__The task__: Write out the material exactly, with the pictures left out.

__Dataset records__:

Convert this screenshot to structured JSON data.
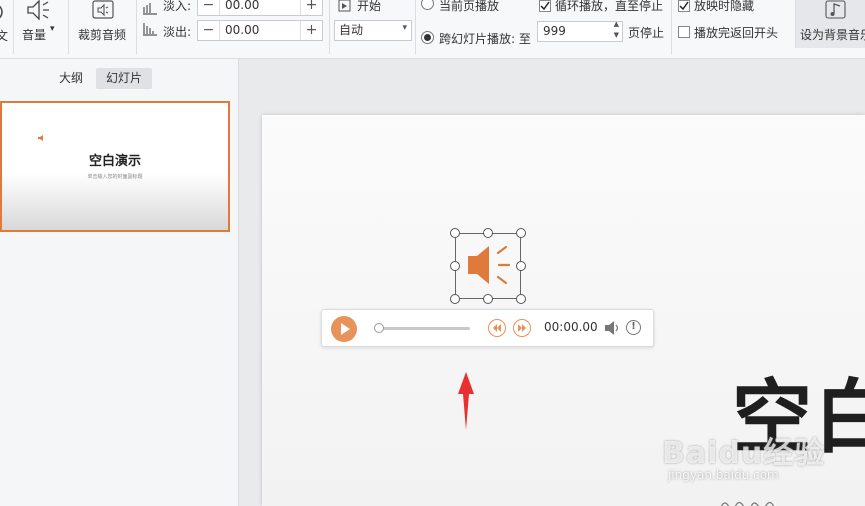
{
  "ribbon": {
    "volume_label": "音量",
    "trim_label": "裁剪音频",
    "fade_in_label": "淡入:",
    "fade_in_value": "00.00",
    "fade_out_label": "淡出:",
    "fade_out_value": "00.00",
    "start_label": "开始",
    "start_select_value": "自动",
    "current_page_label": "当前页播放",
    "cross_slides_label": "跨幻灯片播放: 至",
    "cross_slides_value": "999",
    "page_stop_label": "页停止",
    "loop_label": "循环播放，直至停止",
    "hide_label": "放映时隐藏",
    "rewind_label": "播放完返回开头",
    "bg_music_label": "设为背景音乐",
    "loop_checked": true,
    "hide_checked": true,
    "rewind_checked": false,
    "cross_slides_selected": true
  },
  "panel": {
    "tabs": [
      {
        "label": "大纲",
        "active": false
      },
      {
        "label": "幻灯片",
        "active": true
      }
    ],
    "thumbnail": {
      "title": "空白演示",
      "subtitle": "单击输入您的封面副标题"
    }
  },
  "player": {
    "time": "00:00.00",
    "progress": 0
  },
  "slide": {
    "title_fragment": "空白"
  },
  "watermark": {
    "brand": "Baidu经验",
    "url": "jingyan.baidu.com"
  },
  "colors": {
    "accent": "#e07a3b",
    "player_orange": "#e8935a",
    "arrow_red": "#e8302f",
    "selection_border": "#e07a3b"
  }
}
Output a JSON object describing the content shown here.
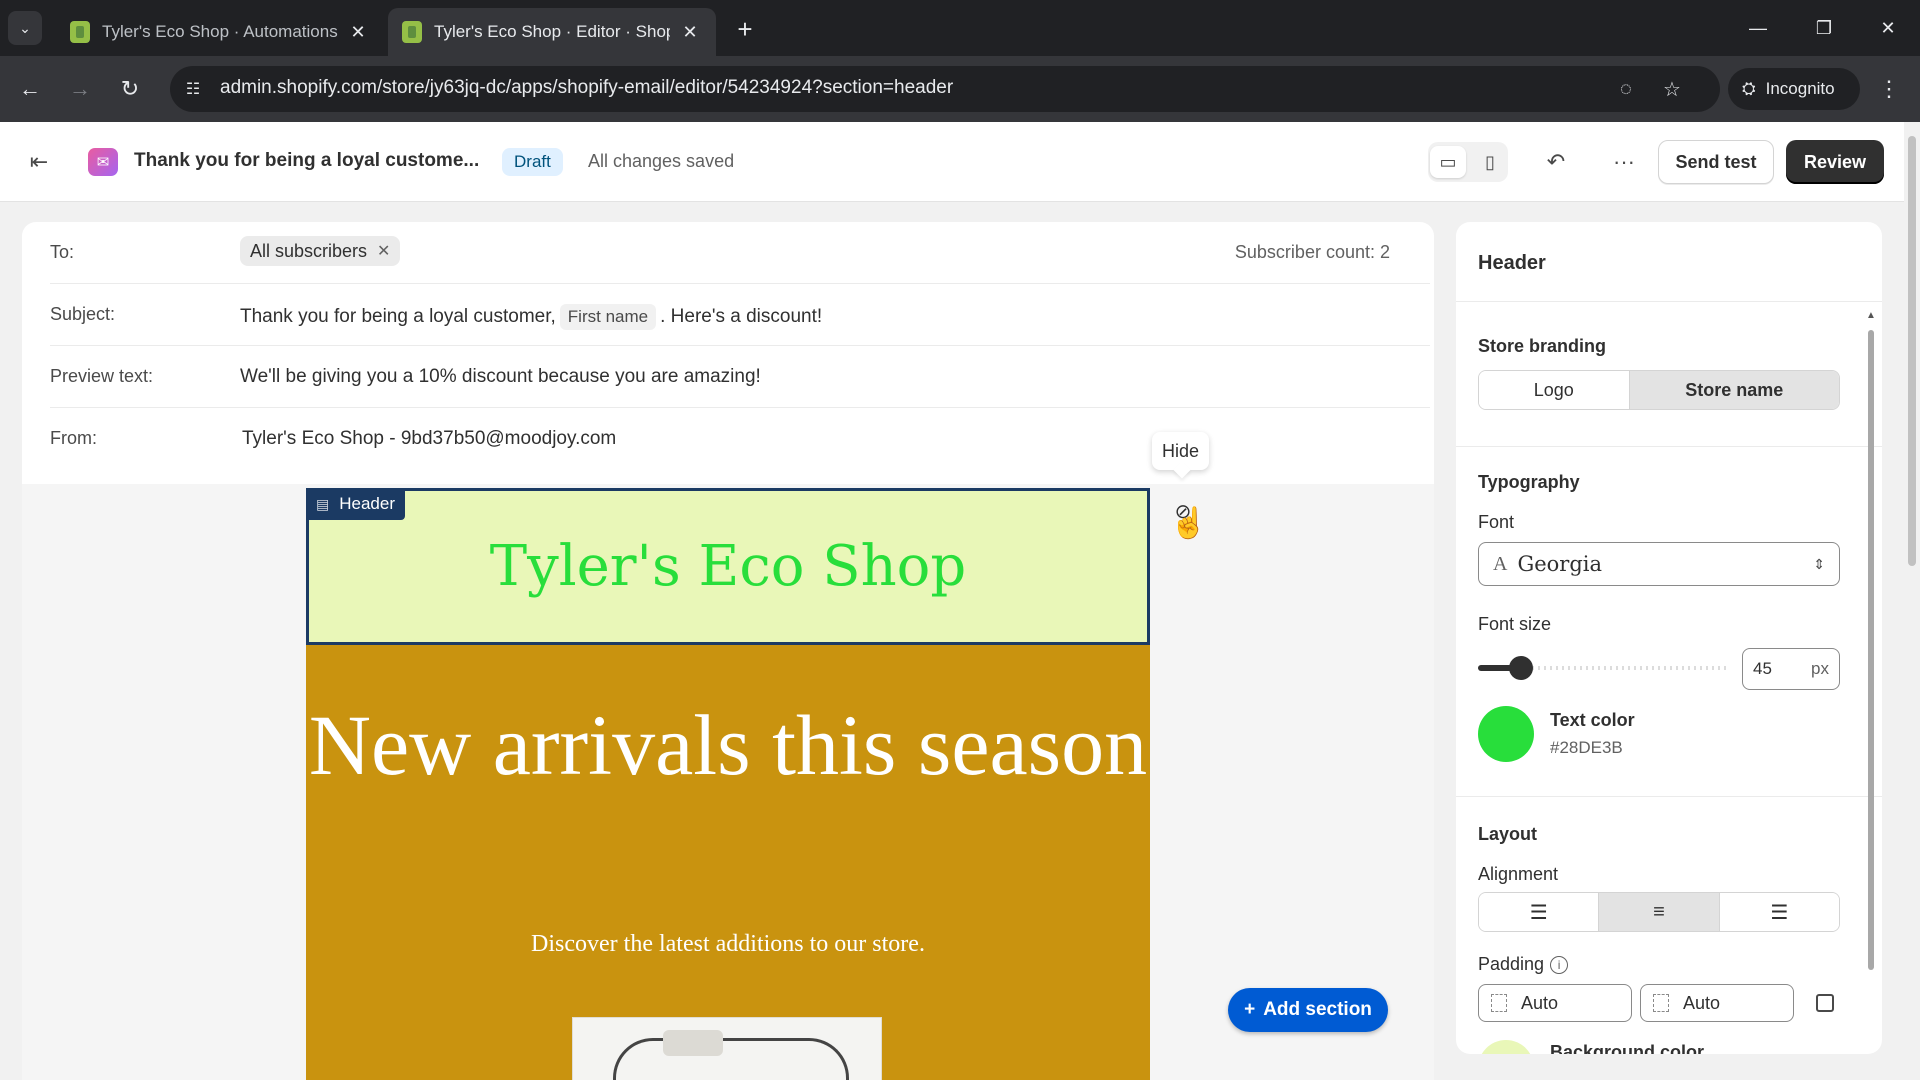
{
  "browser": {
    "tabs": [
      {
        "title": "Tyler's Eco Shop · Automations",
        "active": false
      },
      {
        "title": "Tyler's Eco Shop · Editor · Shopify",
        "active": true
      }
    ],
    "url": "admin.shopify.com/store/jy63jq-dc/apps/shopify-email/editor/54234924?section=header",
    "incognito_label": "Incognito"
  },
  "appbar": {
    "title": "Thank you for being a loyal custome...",
    "status_badge": "Draft",
    "save_state": "All changes saved",
    "send_test_label": "Send test",
    "review_label": "Review"
  },
  "meta": {
    "to_label": "To:",
    "to_chip": "All subscribers",
    "subscriber_count": "Subscriber count: 2",
    "subject_label": "Subject:",
    "subject_before": "Thank you for being a loyal customer,",
    "subject_merge": "First name",
    "subject_after": ". Here's a discount!",
    "preview_label": "Preview text:",
    "preview_value": "We'll be giving you a 10% discount because you are amazing!",
    "from_label": "From:",
    "from_value": "Tyler's Eco Shop - 9bd37b50@moodjoy.com"
  },
  "canvas": {
    "header_tag": "Header",
    "store_name": "Tyler's Eco Shop",
    "hero_title": "New arrivals this season",
    "hero_subtitle": "Discover the latest additions to our store.",
    "hide_tooltip": "Hide",
    "add_section_label": "Add section",
    "colors": {
      "header_bg": "#E9F7B8",
      "hero_bg": "#C9930F",
      "selection": "#1B3A63"
    }
  },
  "panel": {
    "title": "Header",
    "branding": {
      "title": "Store branding",
      "options": [
        "Logo",
        "Store name"
      ],
      "selected": "Store name"
    },
    "typography": {
      "title": "Typography",
      "font_label": "Font",
      "font_value": "Georgia",
      "font_size_label": "Font size",
      "font_size_value": "45",
      "font_size_unit": "px",
      "font_size_slider_fraction": 0.17,
      "text_color_label": "Text color",
      "text_color_hex": "#28DE3B",
      "text_color": "#28DE3B"
    },
    "layout": {
      "title": "Layout",
      "alignment_label": "Alignment",
      "alignment_options": [
        "left-align-icon",
        "center-align-icon",
        "right-align-icon"
      ],
      "alignment_selected": "center",
      "padding_label": "Padding",
      "padding_values": [
        "Auto",
        "Auto"
      ],
      "background_color_label": "Background color",
      "background_color": "#E9F7B8"
    }
  }
}
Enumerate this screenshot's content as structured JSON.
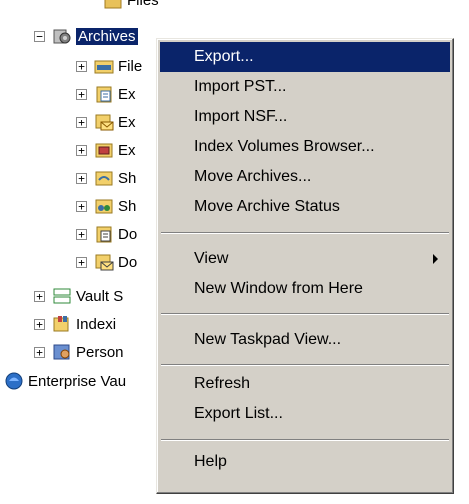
{
  "tree": {
    "top_partial": "Files",
    "items": [
      {
        "label": "Archives",
        "expander": "−",
        "icon": "archives-icon",
        "selected": true
      },
      {
        "label": "File",
        "expander": "+",
        "icon": "file-archive-icon"
      },
      {
        "label": "Ex",
        "expander": "+",
        "icon": "exchange-journal-icon"
      },
      {
        "label": "Ex",
        "expander": "+",
        "icon": "exchange-mailbox-icon"
      },
      {
        "label": "Ex",
        "expander": "+",
        "icon": "exchange-public-folder-icon"
      },
      {
        "label": "Sh",
        "expander": "+",
        "icon": "sharepoint-icon"
      },
      {
        "label": "Sh",
        "expander": "+",
        "icon": "shared-icon"
      },
      {
        "label": "Do",
        "expander": "+",
        "icon": "domino-journal-icon"
      },
      {
        "label": "Do",
        "expander": "+",
        "icon": "domino-mailbox-icon"
      },
      {
        "label": "Vault S",
        "expander": "+",
        "icon": "vault-store-icon"
      },
      {
        "label": "Indexi",
        "expander": "+",
        "icon": "indexing-icon"
      },
      {
        "label": "Person",
        "expander": "+",
        "icon": "personal-store-icon"
      },
      {
        "label": "Enterprise Vau",
        "expander": "",
        "icon": "enterprise-vault-icon"
      }
    ]
  },
  "context_menu": {
    "items": [
      {
        "label": "Export...",
        "highlighted": true
      },
      {
        "label": "Import PST..."
      },
      {
        "label": "Import NSF..."
      },
      {
        "label": "Index Volumes Browser..."
      },
      {
        "label": "Move Archives..."
      },
      {
        "label": "Move Archive Status"
      },
      {
        "label": "View",
        "submenu": true
      },
      {
        "label": "New Window from Here"
      },
      {
        "label": "New Taskpad View..."
      },
      {
        "label": "Refresh"
      },
      {
        "label": "Export List..."
      },
      {
        "label": "Help"
      }
    ]
  },
  "colors": {
    "selection": "#0a246a",
    "menu_bg": "#d4d0c8"
  }
}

__Complete answer__:
Convert this screenshot to structured JSON data.
{
  "ribbon": {
    "volume_label": "音量",
    "trim_label": "裁剪音频",
    "fade_in_label": "淡入:",
    "fade_in_value": "00.00",
    "fade_out_label": "淡出:",
    "fade_out_value": "00.00",
    "start_label": "开始",
    "start_select_value": "自动",
    "current_page_label": "当前页播放",
    "cross_slides_label": "跨幻灯片播放: 至",
    "cross_slides_value": "999",
    "page_stop_label": "页停止",
    "loop_label": "循环播放，直至停止",
    "hide_label": "放映时隐藏",
    "rewind_label": "播放完返回开头",
    "bg_music_label": "设为背景音乐",
    "loop_checked": true,
    "hide_checked": true,
    "rewind_checked": false,
    "cross_slides_selected": true
  },
  "panel": {
    "tabs": [
      {
        "label": "大纲",
        "active": false
      },
      {
        "label": "幻灯片",
        "active": true
      }
    ],
    "thumbnail": {
      "title": "空白演示",
      "subtitle": "单击输入您的封面副标题"
    }
  },
  "player": {
    "time": "00:00.00",
    "progress": 0
  },
  "slide": {
    "title_fragment": "空白"
  },
  "watermark": {
    "brand": "Baidu经验",
    "url": "jingyan.baidu.com"
  },
  "colors": {
    "accent": "#e07a3b",
    "player_orange": "#e8935a",
    "arrow_red": "#e8302f",
    "selection_border": "#e07a3b"
  }
}
Output a JSON object describing the content shown here.
{
  "browser": {
    "tabs": [
      {
        "title": "Tyler's Eco Shop · Automations",
        "active": false
      },
      {
        "title": "Tyler's Eco Shop · Editor · Shopify",
        "active": true
      }
    ],
    "url": "admin.shopify.com/store/jy63jq-dc/apps/shopify-email/editor/54234924?section=header",
    "incognito_label": "Incognito"
  },
  "appbar": {
    "title": "Thank you for being a loyal custome...",
    "status_badge": "Draft",
    "save_state": "All changes saved",
    "send_test_label": "Send test",
    "review_label": "Review"
  },
  "meta": {
    "to_label": "To:",
    "to_chip": "All subscribers",
    "subscriber_count": "Subscriber count: 2",
    "subject_label": "Subject:",
    "subject_before": "Thank you for being a loyal customer,",
    "subject_merge": "First name",
    "subject_after": ". Here's a discount!",
    "preview_label": "Preview text:",
    "preview_value": "We'll be giving you a 10% discount because you are amazing!",
    "from_label": "From:",
    "from_value": "Tyler's Eco Shop - 9bd37b50@moodjoy.com"
  },
  "canvas": {
    "header_tag": "Header",
    "store_name": "Tyler's Eco Shop",
    "hero_title": "New arrivals this season",
    "hero_subtitle": "Discover the latest additions to our store.",
    "hide_tooltip": "Hide",
    "add_section_label": "Add section",
    "colors": {
      "header_bg": "#E9F7B8",
      "hero_bg": "#C9930F",
      "selection": "#1B3A63"
    }
  },
  "panel": {
    "title": "Header",
    "branding": {
      "title": "Store branding",
      "options": [
        "Logo",
        "Store name"
      ],
      "selected": "Store name"
    },
    "typography": {
      "title": "Typography",
      "font_label": "Font",
      "font_value": "Georgia",
      "font_size_label": "Font size",
      "font_size_value": "45",
      "font_size_unit": "px",
      "font_size_slider_fraction": 0.17,
      "text_color_label": "Text color",
      "text_color_hex": "#28DE3B",
      "text_color": "#28DE3B"
    },
    "layout": {
      "title": "Layout",
      "alignment_label": "Alignment",
      "alignment_options": [
        "left-align-icon",
        "center-align-icon",
        "right-align-icon"
      ],
      "alignment_selected": "center",
      "padding_label": "Padding",
      "padding_values": [
        "Auto",
        "Auto"
      ],
      "background_color_label": "Background color",
      "background_color": "#E9F7B8"
    }
  }
}
Enumerate this screenshot's content as structured JSON.
{
  "tree": {
    "top_partial": "Files",
    "items": [
      {
        "label": "Archives",
        "expander": "−",
        "icon": "archives-icon",
        "selected": true
      },
      {
        "label": "File",
        "expander": "+",
        "icon": "file-archive-icon"
      },
      {
        "label": "Ex",
        "expander": "+",
        "icon": "exchange-journal-icon"
      },
      {
        "label": "Ex",
        "expander": "+",
        "icon": "exchange-mailbox-icon"
      },
      {
        "label": "Ex",
        "expander": "+",
        "icon": "exchange-public-folder-icon"
      },
      {
        "label": "Sh",
        "expander": "+",
        "icon": "sharepoint-icon"
      },
      {
        "label": "Sh",
        "expander": "+",
        "icon": "shared-icon"
      },
      {
        "label": "Do",
        "expander": "+",
        "icon": "domino-journal-icon"
      },
      {
        "label": "Do",
        "expander": "+",
        "icon": "domino-mailbox-icon"
      },
      {
        "label": "Vault S",
        "expander": "+",
        "icon": "vault-store-icon"
      },
      {
        "label": "Indexi",
        "expander": "+",
        "icon": "indexing-icon"
      },
      {
        "label": "Person",
        "expander": "+",
        "icon": "personal-store-icon"
      },
      {
        "label": "Enterprise Vau",
        "expander": "",
        "icon": "enterprise-vault-icon"
      }
    ]
  },
  "context_menu": {
    "items": [
      {
        "label": "Export...",
        "highlighted": true
      },
      {
        "label": "Import PST..."
      },
      {
        "label": "Import NSF..."
      },
      {
        "label": "Index Volumes Browser..."
      },
      {
        "label": "Move Archives..."
      },
      {
        "label": "Move Archive Status"
      },
      {
        "label": "View",
        "submenu": true
      },
      {
        "label": "New Window from Here"
      },
      {
        "label": "New Taskpad View..."
      },
      {
        "label": "Refresh"
      },
      {
        "label": "Export List..."
      },
      {
        "label": "Help"
      }
    ]
  },
  "colors": {
    "selection": "#0a246a",
    "menu_bg": "#d4d0c8"
  }
}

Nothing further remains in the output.